Entries taken from a collection:
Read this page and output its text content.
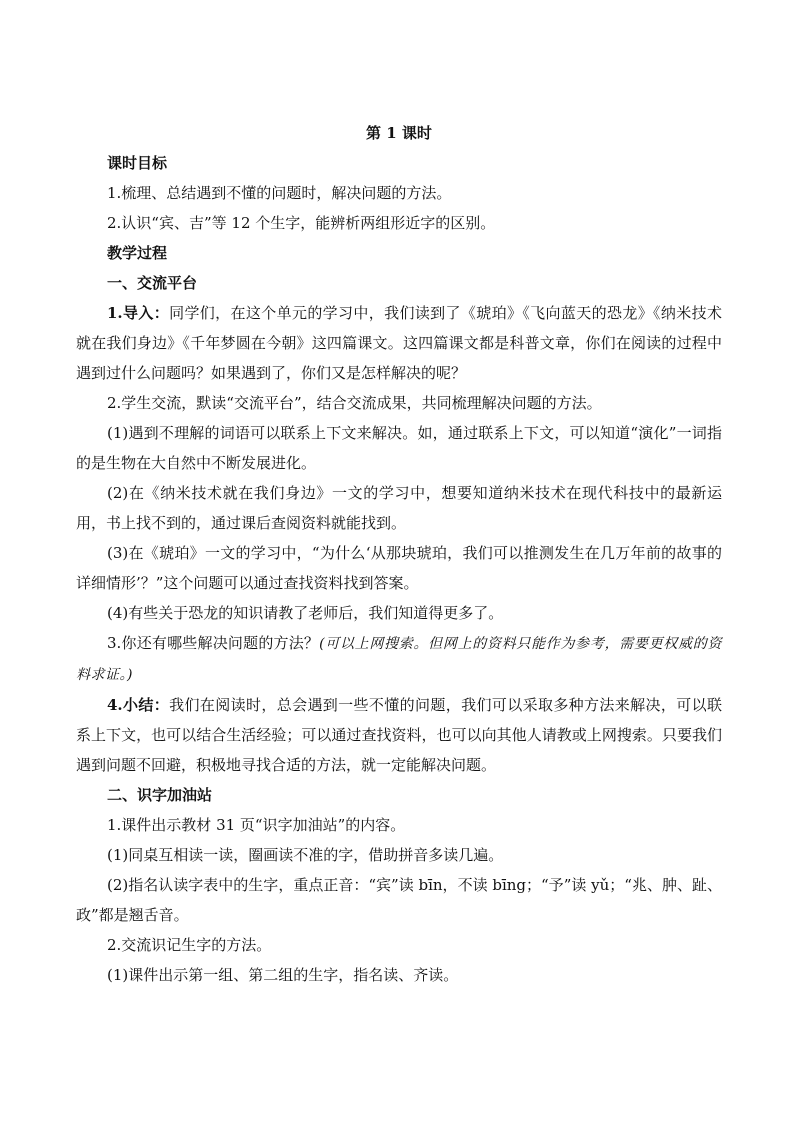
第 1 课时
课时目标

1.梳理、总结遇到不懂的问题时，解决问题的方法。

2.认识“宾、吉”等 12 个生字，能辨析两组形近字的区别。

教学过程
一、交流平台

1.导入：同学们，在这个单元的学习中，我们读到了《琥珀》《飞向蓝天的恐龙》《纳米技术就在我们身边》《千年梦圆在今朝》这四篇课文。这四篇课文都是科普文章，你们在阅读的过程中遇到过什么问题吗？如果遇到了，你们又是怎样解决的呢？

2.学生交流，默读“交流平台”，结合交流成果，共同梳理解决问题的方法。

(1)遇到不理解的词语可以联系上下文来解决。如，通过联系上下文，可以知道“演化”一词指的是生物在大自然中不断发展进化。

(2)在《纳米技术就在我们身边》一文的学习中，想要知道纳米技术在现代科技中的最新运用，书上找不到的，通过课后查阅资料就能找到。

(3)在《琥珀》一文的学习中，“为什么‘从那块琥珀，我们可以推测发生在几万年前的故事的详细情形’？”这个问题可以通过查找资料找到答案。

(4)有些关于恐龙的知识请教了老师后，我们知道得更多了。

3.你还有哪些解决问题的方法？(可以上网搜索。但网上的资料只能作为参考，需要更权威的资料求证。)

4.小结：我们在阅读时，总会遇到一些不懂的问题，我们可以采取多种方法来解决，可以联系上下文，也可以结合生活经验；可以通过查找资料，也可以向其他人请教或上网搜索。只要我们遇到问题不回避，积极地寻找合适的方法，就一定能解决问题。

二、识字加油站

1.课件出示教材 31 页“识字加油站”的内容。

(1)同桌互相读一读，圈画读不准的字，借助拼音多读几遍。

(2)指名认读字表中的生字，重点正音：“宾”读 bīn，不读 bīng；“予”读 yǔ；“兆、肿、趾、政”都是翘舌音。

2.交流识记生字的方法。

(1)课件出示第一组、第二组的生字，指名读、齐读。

...

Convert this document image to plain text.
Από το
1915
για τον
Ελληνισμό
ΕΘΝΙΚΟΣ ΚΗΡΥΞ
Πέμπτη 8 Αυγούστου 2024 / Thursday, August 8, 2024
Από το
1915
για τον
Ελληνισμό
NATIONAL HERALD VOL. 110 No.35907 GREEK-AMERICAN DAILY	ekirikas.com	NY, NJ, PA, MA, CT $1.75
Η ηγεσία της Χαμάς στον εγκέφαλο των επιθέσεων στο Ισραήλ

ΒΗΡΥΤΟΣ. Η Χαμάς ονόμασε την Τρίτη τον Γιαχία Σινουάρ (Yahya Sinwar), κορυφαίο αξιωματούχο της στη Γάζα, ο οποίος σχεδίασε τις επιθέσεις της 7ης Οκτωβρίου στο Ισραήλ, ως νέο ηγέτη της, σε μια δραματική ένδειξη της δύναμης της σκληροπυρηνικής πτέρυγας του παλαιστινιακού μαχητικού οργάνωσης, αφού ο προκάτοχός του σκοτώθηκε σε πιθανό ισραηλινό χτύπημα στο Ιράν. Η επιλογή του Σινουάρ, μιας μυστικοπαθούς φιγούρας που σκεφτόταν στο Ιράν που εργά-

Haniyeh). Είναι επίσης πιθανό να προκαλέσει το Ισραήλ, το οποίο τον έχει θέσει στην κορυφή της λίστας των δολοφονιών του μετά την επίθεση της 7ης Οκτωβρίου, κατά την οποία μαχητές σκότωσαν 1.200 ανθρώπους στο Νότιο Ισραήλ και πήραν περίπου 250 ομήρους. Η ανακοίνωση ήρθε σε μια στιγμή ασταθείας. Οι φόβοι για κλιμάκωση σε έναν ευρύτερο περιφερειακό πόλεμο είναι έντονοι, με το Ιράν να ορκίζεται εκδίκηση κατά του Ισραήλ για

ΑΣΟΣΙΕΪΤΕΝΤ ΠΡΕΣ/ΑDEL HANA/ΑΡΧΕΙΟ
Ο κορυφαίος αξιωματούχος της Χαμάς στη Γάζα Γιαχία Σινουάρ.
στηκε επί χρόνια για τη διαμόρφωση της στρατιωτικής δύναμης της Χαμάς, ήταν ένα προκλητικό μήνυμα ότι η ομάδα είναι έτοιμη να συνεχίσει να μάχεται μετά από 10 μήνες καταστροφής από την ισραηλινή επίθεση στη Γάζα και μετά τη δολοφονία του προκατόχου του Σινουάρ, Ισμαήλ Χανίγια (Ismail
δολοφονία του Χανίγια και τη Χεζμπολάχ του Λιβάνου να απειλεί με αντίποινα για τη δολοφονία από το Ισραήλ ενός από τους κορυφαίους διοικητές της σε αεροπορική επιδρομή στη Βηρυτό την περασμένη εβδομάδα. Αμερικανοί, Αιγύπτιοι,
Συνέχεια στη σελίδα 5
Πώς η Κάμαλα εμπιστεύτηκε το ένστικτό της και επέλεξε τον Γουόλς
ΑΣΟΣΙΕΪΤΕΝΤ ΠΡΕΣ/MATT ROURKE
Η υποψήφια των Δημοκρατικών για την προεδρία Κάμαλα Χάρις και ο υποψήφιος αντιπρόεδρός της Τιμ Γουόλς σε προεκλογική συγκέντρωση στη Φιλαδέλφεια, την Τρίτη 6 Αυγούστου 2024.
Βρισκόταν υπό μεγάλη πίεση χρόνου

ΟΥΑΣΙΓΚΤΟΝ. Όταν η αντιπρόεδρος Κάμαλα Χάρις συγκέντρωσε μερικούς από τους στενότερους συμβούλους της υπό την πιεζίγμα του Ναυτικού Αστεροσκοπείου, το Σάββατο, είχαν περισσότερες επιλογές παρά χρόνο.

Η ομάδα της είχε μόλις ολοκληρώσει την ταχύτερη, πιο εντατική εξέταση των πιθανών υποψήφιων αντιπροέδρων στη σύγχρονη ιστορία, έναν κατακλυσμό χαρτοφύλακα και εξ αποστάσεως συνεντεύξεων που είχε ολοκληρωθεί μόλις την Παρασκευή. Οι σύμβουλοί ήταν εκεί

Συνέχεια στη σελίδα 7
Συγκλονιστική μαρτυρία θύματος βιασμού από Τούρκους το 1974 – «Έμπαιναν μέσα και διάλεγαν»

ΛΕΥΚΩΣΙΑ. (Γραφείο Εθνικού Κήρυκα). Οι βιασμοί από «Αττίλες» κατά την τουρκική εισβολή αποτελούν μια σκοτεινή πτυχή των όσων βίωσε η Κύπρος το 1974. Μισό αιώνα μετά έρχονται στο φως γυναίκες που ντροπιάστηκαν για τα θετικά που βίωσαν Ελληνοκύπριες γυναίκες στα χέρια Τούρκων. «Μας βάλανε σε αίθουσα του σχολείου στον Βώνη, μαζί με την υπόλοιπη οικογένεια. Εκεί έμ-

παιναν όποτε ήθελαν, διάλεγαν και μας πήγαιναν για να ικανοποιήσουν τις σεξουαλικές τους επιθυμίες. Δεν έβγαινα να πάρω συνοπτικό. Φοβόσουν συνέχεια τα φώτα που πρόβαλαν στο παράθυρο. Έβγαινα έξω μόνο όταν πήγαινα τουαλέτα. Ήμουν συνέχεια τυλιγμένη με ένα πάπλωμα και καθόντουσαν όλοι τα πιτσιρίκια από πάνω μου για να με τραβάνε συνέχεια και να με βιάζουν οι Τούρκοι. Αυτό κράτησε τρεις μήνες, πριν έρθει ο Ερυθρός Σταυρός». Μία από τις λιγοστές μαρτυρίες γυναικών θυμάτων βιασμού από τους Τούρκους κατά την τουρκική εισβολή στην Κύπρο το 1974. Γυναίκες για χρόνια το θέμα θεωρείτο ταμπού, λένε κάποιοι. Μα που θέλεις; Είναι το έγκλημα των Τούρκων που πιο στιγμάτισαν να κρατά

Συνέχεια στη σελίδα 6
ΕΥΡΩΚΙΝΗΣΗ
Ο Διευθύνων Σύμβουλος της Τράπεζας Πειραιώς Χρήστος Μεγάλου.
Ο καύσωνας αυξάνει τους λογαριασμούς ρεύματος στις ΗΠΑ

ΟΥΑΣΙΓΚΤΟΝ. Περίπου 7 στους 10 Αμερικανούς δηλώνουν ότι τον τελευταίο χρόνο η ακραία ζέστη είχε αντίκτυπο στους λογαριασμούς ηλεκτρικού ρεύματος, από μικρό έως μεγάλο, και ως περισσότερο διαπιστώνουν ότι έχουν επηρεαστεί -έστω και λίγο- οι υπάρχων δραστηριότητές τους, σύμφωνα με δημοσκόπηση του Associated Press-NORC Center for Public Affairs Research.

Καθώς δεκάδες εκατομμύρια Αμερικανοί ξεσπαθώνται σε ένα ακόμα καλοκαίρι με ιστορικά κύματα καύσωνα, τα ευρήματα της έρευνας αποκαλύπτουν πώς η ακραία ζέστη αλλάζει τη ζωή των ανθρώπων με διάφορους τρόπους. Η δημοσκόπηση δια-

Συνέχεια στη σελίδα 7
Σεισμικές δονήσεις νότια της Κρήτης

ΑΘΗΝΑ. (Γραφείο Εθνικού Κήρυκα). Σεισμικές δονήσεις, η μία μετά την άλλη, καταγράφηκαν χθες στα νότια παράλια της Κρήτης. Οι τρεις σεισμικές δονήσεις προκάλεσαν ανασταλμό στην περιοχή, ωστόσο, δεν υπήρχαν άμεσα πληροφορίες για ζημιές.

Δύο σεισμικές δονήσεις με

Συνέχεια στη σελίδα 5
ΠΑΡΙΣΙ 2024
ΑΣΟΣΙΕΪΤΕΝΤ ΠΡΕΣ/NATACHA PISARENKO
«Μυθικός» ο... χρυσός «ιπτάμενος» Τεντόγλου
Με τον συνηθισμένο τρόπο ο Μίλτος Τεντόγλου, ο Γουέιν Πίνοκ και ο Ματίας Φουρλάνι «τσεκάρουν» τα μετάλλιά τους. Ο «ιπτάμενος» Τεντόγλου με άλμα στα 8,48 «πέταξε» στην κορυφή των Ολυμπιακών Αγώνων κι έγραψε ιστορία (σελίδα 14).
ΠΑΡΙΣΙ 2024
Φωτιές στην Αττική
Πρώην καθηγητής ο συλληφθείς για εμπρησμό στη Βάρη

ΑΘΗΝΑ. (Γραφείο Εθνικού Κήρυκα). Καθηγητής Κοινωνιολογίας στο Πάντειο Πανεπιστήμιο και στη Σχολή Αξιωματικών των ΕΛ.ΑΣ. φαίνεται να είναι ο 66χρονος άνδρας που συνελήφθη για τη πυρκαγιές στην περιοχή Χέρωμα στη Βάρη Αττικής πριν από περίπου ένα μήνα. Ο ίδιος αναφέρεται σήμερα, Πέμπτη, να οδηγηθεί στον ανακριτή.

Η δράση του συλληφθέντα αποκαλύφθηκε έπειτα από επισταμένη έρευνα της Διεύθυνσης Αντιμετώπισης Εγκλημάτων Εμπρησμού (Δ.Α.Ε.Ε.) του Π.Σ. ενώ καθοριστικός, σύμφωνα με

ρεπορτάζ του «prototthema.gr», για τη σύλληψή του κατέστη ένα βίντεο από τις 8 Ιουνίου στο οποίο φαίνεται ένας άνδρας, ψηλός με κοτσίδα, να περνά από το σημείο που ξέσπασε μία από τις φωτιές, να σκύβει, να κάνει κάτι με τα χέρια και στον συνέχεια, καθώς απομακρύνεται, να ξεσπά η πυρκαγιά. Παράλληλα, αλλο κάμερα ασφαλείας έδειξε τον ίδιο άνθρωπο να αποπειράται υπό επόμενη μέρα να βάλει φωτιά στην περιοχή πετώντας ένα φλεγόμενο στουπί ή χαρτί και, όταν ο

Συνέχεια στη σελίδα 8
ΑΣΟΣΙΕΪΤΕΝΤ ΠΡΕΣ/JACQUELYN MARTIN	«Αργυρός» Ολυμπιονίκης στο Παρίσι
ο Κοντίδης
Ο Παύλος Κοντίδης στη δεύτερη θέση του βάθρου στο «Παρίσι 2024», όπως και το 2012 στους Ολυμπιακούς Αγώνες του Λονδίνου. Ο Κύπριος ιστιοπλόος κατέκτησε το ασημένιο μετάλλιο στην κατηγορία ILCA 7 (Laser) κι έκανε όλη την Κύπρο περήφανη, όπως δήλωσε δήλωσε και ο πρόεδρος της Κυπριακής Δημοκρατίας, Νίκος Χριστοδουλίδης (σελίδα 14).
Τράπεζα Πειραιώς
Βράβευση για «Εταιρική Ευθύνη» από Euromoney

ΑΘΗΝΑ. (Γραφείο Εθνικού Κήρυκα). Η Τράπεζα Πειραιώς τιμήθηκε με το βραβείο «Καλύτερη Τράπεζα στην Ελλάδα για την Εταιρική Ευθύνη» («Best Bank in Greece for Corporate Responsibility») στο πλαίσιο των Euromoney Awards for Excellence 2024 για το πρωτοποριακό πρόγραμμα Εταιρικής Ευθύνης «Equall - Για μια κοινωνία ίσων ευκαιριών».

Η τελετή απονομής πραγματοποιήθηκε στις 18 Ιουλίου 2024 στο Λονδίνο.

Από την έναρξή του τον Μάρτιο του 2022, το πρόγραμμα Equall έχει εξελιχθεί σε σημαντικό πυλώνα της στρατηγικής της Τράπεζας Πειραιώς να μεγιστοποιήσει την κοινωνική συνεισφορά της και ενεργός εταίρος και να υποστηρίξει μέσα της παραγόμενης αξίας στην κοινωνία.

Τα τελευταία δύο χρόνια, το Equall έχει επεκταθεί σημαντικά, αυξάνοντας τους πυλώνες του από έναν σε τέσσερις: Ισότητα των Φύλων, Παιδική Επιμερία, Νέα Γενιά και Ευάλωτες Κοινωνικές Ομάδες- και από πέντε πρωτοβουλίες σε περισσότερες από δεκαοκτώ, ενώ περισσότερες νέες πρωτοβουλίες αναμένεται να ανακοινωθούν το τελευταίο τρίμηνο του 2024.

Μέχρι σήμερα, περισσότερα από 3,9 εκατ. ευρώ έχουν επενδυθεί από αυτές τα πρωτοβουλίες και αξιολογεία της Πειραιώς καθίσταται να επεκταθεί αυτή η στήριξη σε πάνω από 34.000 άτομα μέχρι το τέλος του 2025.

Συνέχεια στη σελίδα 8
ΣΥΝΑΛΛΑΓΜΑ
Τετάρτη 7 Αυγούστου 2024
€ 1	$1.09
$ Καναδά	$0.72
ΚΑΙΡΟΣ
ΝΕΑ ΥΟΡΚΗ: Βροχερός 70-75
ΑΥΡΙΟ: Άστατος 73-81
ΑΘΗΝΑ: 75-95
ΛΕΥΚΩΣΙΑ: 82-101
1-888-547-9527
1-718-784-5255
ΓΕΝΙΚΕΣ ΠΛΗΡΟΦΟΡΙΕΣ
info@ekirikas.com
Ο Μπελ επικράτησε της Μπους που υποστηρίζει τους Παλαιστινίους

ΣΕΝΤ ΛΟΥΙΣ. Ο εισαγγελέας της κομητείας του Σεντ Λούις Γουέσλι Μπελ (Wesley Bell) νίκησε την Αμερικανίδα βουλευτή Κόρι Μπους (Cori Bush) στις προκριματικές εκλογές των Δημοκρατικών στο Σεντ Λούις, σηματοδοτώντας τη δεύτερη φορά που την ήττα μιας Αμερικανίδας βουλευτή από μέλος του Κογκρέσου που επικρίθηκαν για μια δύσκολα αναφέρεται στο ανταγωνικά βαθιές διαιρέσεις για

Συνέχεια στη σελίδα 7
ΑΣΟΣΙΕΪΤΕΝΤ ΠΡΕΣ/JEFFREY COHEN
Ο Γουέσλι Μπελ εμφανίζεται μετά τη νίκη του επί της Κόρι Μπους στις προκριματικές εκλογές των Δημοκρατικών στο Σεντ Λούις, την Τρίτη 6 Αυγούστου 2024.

**STATED EXERCISE:**
Check each line of the records above for the string "Ευθύνη", and report every line that has it.

**FULL ANSWER:**
Βράβευση για «Εταιρική Ευθύνη» από Euromoney
ΑΘΗΝΑ. (Γραφείο Εθνικού Κήρυκα). Η Τράπεζα Πειραιώς τιμήθηκε με το βραβείο «Καλύτερη Τράπεζα στην Ελλάδα για την Εταιρική Ευθύνη» («Best Bank in Greece for Corporate Responsibility») στο πλαίσιο των Euromoney Awards for Excellence 2024 για το πρωτοποριακό πρόγραμμα Εταιρικής Ευθύνης «Equall - Για μια κοινωνία ίσων ευκαιριών».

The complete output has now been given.